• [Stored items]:
──────────────────────────────
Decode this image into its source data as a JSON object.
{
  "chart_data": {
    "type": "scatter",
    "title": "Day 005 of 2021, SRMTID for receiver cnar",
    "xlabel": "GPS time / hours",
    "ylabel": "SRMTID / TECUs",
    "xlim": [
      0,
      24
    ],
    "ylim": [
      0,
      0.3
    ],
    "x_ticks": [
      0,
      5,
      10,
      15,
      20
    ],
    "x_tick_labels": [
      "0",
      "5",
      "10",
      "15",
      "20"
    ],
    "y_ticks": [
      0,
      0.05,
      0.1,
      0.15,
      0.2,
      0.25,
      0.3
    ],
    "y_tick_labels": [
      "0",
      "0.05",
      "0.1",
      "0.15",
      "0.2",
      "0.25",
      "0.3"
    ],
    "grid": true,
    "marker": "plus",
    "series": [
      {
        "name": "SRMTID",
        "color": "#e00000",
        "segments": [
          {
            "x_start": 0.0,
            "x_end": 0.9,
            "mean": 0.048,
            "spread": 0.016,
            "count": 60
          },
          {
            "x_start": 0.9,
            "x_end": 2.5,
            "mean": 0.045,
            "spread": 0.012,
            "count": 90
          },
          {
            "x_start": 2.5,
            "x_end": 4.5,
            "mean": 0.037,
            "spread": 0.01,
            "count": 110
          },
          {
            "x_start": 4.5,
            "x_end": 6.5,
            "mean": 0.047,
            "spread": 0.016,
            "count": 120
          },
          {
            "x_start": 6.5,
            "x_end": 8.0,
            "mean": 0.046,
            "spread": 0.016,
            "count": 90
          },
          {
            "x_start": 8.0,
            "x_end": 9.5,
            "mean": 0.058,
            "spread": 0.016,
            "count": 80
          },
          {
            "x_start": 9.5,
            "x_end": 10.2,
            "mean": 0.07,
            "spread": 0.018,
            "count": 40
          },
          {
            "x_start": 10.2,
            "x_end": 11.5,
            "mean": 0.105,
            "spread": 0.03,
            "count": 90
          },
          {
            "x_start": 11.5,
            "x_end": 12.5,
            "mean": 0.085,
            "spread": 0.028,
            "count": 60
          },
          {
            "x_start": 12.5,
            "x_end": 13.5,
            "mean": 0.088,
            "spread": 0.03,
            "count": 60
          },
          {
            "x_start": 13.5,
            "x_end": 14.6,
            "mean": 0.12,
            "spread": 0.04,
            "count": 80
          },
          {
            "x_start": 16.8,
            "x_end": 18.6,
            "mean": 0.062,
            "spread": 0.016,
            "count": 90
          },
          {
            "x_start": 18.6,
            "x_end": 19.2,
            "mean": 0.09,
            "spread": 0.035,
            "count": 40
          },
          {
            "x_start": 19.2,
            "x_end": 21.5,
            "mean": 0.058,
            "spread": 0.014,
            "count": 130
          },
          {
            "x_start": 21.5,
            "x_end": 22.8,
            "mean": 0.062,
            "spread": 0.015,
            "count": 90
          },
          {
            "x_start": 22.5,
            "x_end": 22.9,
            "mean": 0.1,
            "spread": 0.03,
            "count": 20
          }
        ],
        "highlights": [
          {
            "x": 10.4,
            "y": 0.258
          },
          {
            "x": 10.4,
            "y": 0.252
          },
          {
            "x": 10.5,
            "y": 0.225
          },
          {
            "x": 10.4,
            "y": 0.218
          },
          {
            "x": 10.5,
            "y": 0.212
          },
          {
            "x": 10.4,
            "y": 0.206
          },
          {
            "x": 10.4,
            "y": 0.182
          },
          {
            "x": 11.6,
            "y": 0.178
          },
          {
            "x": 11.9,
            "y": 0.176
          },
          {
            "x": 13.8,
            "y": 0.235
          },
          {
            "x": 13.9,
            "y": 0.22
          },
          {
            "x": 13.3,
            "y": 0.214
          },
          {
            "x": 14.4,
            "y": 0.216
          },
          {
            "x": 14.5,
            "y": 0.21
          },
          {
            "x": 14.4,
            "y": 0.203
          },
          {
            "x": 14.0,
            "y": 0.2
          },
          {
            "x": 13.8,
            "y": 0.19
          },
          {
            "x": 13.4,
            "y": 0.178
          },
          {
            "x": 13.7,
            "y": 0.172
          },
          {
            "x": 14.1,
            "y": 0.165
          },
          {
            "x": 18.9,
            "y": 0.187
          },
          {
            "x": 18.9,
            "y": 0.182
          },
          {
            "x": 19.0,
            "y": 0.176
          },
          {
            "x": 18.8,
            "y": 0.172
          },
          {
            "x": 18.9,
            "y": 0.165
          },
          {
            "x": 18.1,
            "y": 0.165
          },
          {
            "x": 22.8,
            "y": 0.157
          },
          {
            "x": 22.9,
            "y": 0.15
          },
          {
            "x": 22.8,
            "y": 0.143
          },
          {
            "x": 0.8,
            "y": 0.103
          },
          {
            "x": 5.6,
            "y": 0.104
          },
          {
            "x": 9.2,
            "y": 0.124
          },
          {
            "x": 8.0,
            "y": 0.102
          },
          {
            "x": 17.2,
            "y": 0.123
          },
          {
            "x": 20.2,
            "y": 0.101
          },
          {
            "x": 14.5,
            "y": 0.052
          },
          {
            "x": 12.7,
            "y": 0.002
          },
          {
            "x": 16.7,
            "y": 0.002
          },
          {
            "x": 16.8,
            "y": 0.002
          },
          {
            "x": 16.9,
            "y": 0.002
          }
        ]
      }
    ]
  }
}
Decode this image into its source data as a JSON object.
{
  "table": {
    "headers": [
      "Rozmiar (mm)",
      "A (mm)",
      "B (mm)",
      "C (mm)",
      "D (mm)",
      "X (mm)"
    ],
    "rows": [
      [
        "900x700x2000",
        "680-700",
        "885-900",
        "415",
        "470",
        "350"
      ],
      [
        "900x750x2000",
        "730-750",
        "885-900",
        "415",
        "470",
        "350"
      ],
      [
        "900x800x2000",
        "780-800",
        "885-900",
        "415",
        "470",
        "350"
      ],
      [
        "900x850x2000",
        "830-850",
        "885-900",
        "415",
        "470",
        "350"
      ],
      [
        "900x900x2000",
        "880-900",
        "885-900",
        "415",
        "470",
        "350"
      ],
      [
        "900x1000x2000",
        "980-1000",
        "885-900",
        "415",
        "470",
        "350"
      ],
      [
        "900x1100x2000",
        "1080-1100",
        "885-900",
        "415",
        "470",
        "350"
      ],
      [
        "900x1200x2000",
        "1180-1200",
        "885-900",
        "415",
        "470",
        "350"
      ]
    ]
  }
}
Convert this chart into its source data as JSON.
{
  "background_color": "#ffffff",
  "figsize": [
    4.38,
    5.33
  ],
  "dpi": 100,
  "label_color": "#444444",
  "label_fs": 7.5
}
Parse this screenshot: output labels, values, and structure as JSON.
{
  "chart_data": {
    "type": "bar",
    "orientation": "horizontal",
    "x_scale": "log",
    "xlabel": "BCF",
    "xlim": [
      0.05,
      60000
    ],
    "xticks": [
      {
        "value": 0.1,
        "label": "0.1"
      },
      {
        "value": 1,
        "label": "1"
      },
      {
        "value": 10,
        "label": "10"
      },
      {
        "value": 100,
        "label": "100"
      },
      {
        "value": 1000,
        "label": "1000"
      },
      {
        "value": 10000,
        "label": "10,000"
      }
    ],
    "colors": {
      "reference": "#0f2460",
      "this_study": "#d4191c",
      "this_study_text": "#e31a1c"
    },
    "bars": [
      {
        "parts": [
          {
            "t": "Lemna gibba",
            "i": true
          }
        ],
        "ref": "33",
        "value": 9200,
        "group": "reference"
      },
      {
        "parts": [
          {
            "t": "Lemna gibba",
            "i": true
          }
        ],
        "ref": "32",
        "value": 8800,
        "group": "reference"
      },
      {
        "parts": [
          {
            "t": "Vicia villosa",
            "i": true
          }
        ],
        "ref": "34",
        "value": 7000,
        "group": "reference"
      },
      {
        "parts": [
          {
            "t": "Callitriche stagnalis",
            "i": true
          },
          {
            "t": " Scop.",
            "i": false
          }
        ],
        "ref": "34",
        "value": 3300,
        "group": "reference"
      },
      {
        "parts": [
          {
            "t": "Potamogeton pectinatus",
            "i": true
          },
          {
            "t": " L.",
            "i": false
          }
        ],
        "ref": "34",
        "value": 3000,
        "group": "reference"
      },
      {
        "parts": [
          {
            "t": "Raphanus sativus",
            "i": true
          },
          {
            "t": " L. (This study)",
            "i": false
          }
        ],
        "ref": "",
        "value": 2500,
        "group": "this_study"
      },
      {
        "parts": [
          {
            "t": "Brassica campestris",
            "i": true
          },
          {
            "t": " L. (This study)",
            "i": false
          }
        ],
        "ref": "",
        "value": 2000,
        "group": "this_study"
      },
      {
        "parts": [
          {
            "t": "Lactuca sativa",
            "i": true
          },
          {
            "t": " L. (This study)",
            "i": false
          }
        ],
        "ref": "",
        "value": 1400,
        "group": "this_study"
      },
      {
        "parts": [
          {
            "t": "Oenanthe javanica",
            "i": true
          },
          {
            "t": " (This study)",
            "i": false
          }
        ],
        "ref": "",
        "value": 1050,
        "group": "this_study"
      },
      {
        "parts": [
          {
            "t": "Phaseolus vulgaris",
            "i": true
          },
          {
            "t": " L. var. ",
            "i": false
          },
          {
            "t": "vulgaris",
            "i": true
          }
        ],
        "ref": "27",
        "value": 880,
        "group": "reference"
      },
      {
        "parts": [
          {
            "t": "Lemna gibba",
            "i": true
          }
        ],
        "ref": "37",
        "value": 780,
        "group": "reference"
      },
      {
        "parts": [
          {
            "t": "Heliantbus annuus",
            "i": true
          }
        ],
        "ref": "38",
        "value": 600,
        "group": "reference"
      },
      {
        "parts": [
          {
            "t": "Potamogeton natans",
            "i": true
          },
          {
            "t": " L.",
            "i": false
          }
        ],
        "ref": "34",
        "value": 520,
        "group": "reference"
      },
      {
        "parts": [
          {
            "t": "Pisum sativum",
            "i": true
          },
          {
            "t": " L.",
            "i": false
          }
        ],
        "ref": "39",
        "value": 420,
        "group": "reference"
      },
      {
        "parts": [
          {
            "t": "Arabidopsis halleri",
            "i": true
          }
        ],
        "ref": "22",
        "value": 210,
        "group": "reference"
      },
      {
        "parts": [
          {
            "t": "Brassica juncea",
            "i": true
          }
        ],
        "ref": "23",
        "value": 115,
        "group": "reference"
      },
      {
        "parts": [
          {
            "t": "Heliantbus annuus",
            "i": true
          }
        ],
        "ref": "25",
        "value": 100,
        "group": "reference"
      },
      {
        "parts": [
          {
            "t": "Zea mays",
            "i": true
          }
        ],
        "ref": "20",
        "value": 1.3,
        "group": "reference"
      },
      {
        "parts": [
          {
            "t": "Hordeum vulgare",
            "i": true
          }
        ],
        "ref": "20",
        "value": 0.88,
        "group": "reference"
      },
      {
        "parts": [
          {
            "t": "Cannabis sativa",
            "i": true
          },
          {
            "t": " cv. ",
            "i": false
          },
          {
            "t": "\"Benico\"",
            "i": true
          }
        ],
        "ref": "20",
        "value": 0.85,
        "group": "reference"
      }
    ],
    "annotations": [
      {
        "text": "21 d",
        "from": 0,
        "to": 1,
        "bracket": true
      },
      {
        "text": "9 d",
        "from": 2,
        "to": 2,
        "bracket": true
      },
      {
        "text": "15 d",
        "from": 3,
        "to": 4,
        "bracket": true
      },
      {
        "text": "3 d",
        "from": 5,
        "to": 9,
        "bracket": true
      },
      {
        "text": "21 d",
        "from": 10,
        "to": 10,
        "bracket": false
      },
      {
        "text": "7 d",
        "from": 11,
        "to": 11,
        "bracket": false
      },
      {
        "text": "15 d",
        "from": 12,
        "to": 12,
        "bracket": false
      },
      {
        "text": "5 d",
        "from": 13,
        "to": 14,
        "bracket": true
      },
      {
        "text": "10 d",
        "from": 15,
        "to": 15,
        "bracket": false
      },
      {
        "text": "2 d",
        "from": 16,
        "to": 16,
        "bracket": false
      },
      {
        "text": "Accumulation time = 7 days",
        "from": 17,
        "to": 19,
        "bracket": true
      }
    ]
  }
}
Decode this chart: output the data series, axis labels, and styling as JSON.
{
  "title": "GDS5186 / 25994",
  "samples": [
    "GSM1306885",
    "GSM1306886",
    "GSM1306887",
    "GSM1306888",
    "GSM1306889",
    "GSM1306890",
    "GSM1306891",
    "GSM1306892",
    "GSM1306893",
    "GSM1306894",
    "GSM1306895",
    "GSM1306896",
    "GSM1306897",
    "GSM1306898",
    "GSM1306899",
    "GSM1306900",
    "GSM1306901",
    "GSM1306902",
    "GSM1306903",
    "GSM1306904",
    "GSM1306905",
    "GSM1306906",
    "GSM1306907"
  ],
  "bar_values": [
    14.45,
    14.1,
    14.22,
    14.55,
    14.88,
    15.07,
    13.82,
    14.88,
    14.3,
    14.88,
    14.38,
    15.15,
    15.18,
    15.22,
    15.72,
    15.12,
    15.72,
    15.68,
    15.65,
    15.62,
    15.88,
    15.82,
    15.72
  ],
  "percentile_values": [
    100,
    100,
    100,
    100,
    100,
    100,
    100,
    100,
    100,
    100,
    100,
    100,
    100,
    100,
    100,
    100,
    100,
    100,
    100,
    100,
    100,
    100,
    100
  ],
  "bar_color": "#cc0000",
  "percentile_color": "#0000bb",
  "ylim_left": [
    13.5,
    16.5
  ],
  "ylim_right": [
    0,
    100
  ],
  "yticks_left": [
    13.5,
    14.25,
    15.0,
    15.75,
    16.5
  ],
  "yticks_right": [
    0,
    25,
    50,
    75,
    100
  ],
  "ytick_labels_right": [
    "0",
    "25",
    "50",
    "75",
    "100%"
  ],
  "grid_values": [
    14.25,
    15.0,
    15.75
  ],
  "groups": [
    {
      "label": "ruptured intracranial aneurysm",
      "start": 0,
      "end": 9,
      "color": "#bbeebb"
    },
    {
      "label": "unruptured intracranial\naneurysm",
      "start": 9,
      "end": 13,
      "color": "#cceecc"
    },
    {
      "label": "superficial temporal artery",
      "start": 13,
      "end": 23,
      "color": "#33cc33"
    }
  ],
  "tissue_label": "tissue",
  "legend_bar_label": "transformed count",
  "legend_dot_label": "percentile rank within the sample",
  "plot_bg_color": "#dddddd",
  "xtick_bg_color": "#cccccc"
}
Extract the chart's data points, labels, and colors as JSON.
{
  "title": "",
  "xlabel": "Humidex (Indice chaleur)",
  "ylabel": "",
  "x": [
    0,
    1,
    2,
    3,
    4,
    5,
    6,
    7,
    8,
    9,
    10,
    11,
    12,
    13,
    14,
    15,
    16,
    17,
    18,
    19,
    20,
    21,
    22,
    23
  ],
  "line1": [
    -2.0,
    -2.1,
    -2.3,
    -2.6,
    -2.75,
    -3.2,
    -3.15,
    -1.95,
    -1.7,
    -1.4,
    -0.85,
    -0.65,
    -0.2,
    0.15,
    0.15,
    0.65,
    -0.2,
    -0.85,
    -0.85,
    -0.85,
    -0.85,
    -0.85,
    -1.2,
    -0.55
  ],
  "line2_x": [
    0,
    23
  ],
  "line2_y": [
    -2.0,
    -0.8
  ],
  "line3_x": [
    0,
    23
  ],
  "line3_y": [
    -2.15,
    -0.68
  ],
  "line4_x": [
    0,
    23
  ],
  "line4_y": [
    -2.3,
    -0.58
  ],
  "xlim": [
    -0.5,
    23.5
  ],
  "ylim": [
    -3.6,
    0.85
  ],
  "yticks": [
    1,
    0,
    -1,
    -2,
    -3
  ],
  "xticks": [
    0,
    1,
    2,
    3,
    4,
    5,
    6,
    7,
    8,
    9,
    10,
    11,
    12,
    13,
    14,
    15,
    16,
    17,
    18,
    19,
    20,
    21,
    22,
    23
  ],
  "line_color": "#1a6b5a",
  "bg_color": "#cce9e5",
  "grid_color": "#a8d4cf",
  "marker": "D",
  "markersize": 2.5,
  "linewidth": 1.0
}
──────────────────────────────
• [Exercise]: Copy every line of the data that holds the string "series".

• [Solution]:
    "series": [
Decode this chart: output the data series, axis labels, and styling as JSON.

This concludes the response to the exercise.